- Data provided -
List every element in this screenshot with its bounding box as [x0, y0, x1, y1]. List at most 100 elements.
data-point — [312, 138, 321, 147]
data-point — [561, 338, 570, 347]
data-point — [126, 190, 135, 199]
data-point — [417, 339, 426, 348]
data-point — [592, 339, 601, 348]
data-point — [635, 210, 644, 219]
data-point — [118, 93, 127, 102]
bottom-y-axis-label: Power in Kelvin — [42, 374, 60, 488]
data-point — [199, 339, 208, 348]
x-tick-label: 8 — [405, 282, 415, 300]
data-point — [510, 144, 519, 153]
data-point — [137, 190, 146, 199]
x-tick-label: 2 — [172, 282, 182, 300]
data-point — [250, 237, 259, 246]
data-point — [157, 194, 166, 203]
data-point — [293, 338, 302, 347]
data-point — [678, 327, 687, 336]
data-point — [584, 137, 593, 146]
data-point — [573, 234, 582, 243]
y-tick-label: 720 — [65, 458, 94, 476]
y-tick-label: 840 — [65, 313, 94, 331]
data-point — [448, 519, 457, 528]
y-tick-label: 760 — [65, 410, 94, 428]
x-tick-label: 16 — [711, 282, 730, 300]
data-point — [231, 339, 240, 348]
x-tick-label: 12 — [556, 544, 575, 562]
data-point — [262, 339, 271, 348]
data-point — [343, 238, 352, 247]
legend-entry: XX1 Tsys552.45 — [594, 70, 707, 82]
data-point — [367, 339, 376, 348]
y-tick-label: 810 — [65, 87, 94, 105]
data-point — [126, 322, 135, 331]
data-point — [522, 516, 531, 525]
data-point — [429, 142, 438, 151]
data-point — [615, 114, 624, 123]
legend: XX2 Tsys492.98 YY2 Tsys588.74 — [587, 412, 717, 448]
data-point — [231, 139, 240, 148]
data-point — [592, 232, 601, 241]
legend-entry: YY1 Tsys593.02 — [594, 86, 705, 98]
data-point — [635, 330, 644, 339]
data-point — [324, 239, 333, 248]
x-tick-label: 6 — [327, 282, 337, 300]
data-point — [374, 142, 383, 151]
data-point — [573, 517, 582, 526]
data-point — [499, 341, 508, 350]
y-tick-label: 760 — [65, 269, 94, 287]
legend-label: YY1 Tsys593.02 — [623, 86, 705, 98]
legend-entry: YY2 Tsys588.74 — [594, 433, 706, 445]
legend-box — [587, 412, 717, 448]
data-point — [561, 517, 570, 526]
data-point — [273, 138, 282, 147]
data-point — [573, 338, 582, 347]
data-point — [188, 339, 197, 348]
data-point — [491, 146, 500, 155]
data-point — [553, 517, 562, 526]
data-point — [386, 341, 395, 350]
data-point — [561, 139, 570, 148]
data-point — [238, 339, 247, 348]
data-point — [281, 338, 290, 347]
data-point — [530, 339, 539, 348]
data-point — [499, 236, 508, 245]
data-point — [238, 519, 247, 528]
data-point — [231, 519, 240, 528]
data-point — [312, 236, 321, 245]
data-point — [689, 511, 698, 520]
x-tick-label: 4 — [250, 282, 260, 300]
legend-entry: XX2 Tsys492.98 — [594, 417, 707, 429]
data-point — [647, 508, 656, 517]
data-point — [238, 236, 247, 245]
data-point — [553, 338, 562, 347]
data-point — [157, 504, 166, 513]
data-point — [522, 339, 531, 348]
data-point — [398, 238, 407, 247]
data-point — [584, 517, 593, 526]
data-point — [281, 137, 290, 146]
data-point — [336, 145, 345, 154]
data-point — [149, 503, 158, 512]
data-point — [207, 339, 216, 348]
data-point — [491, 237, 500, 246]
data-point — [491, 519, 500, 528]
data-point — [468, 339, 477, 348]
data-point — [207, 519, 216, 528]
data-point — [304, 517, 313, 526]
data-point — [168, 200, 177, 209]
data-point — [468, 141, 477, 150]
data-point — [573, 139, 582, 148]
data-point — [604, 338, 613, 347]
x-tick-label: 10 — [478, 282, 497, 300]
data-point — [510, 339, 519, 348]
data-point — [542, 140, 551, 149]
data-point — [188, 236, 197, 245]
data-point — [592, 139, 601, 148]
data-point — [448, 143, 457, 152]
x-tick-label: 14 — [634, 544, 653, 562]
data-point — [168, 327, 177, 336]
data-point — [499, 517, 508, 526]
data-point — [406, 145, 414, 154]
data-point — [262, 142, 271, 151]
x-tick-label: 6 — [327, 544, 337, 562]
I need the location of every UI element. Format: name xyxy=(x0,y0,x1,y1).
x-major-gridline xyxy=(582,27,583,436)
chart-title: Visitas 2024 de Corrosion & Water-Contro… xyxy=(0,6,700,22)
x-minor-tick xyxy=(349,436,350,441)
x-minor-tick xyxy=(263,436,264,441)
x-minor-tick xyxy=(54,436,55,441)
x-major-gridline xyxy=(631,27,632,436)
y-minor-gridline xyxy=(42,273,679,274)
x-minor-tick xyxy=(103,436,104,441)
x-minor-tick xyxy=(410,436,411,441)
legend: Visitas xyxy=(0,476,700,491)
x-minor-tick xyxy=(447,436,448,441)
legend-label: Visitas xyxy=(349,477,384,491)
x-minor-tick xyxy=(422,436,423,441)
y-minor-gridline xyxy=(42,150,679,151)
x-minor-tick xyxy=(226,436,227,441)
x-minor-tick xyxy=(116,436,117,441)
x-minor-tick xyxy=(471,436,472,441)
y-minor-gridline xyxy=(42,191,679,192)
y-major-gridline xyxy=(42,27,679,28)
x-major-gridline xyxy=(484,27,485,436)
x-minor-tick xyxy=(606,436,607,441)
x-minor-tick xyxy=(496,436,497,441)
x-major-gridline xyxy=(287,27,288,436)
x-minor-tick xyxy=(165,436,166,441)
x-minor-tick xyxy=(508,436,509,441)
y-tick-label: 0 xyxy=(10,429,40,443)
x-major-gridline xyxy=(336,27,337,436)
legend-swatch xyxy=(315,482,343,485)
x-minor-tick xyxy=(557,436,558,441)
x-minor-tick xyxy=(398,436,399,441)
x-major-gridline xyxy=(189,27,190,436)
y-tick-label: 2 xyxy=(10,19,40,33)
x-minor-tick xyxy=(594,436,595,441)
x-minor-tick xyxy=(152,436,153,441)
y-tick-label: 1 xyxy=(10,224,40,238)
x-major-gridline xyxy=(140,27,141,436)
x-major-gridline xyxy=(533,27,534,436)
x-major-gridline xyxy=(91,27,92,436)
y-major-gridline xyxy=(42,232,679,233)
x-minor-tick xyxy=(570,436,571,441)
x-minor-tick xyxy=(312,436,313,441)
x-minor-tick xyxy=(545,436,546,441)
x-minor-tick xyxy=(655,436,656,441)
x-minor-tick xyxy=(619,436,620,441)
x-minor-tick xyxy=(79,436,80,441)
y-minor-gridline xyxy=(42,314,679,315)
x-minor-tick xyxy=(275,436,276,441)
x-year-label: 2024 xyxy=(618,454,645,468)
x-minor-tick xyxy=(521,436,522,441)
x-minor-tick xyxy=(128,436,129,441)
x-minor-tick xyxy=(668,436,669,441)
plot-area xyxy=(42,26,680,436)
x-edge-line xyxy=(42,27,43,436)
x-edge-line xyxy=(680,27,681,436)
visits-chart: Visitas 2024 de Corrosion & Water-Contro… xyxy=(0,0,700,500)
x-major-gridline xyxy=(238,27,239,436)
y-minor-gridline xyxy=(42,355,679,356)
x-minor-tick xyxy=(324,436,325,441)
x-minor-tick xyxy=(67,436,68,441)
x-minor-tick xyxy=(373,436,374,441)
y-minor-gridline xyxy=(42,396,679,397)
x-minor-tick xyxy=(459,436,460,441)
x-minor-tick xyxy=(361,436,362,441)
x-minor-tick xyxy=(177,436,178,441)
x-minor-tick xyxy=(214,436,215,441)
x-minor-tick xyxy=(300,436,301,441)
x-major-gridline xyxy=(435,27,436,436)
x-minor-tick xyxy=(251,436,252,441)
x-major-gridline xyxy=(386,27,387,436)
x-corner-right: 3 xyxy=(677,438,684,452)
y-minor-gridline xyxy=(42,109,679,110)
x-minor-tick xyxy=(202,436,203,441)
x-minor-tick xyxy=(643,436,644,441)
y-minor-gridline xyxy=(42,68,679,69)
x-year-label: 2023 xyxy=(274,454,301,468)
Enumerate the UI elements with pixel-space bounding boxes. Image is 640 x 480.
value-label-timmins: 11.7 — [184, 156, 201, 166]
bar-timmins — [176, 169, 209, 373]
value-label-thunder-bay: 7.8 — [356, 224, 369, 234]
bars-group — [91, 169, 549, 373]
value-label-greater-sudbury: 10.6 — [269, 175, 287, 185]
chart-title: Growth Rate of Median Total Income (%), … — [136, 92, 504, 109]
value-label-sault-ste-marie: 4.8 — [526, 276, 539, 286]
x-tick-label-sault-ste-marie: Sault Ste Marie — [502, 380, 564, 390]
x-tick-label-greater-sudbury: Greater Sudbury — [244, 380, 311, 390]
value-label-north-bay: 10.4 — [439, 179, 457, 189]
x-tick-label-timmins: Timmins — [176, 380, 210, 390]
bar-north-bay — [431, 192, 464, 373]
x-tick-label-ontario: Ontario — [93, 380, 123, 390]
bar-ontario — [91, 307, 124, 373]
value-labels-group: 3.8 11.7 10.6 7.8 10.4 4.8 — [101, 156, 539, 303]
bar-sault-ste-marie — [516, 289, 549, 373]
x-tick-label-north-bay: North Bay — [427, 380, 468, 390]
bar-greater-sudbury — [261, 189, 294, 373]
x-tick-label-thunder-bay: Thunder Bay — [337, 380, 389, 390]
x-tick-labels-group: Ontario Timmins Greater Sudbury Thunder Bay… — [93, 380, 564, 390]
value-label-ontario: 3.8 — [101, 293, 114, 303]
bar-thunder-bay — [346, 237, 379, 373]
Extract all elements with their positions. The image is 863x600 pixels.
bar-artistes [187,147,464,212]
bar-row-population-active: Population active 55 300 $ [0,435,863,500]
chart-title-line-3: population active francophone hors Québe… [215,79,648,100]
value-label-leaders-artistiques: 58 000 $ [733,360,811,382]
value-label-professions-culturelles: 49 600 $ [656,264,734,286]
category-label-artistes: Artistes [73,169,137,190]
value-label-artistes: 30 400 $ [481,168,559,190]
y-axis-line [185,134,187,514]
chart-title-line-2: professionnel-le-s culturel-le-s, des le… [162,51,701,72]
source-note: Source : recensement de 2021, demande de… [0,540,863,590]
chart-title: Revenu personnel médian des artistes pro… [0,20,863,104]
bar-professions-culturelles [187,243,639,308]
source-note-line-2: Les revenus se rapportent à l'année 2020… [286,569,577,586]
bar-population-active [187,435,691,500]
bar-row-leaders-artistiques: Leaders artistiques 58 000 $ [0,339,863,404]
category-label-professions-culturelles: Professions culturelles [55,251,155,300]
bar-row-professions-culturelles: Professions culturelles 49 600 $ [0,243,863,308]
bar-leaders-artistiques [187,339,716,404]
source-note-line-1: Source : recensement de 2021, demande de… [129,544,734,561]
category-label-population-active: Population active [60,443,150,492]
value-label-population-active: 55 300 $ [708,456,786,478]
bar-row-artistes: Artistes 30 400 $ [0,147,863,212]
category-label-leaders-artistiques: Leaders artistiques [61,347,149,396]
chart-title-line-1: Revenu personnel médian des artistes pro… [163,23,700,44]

- Directions for this task -
Please format the data, from its first line up to and including the line containing "data-point — [635, 330, 644, 339]", as a JSON list of strings with one string per line, leaving out any blank lines.

- Response to this exercise -
[
  "List every element in this screenshot with its bounding box as [x0, y0, x1, y1]. List at most 100 elements.",
  "data-point — [312, 138, 321, 147]",
  "data-point — [561, 338, 570, 347]",
  "data-point — [126, 190, 135, 199]",
  "data-point — [417, 339, 426, 348]",
  "data-point — [592, 339, 601, 348]",
  "data-point — [635, 210, 644, 219]",
  "data-point — [118, 93, 127, 102]",
  "bottom-y-axis-label: Power in Kelvin — [42, 374, 60, 488]",
  "data-point — [199, 339, 208, 348]",
  "x-tick-label: 8 — [405, 282, 415, 300]",
  "data-point — [510, 144, 519, 153]",
  "data-point — [137, 190, 146, 199]",
  "x-tick-label: 2 — [172, 282, 182, 300]",
  "data-point — [250, 237, 259, 246]",
  "data-point — [157, 194, 166, 203]",
  "data-point — [293, 338, 302, 347]",
  "data-point — [678, 327, 687, 336]",
  "data-point — [584, 137, 593, 146]",
  "data-point — [573, 234, 582, 243]",
  "y-tick-label: 720 — [65, 458, 94, 476]",
  "y-tick-label: 840 — [65, 313, 94, 331]",
  "data-point — [448, 519, 457, 528]",
  "y-tick-label: 760 — [65, 410, 94, 428]",
  "x-tick-label: 16 — [711, 282, 730, 300]",
  "data-point — [231, 339, 240, 348]",
  "x-tick-label: 12 — [556, 544, 575, 562]",
  "data-point — [262, 339, 271, 348]",
  "data-point — [343, 238, 352, 247]",
  "legend-entry: XX1 Tsys552.45 — [594, 70, 707, 82]",
  "data-point — [367, 339, 376, 348]",
  "y-tick-label: 810 — [65, 87, 94, 105]",
  "data-point — [126, 322, 135, 331]",
  "data-point — [522, 516, 531, 525]",
  "data-point — [429, 142, 438, 151]",
  "data-point — [615, 114, 624, 123]",
  "legend: XX2 Tsys492.98 YY2 Tsys588.74 — [587, 412, 717, 448]",
  "data-point — [231, 139, 240, 148]",
  "data-point — [592, 232, 601, 241]",
  "legend-entry: YY1 Tsys593.02 — [594, 86, 705, 98]",
  "data-point — [635, 330, 644, 339]"
]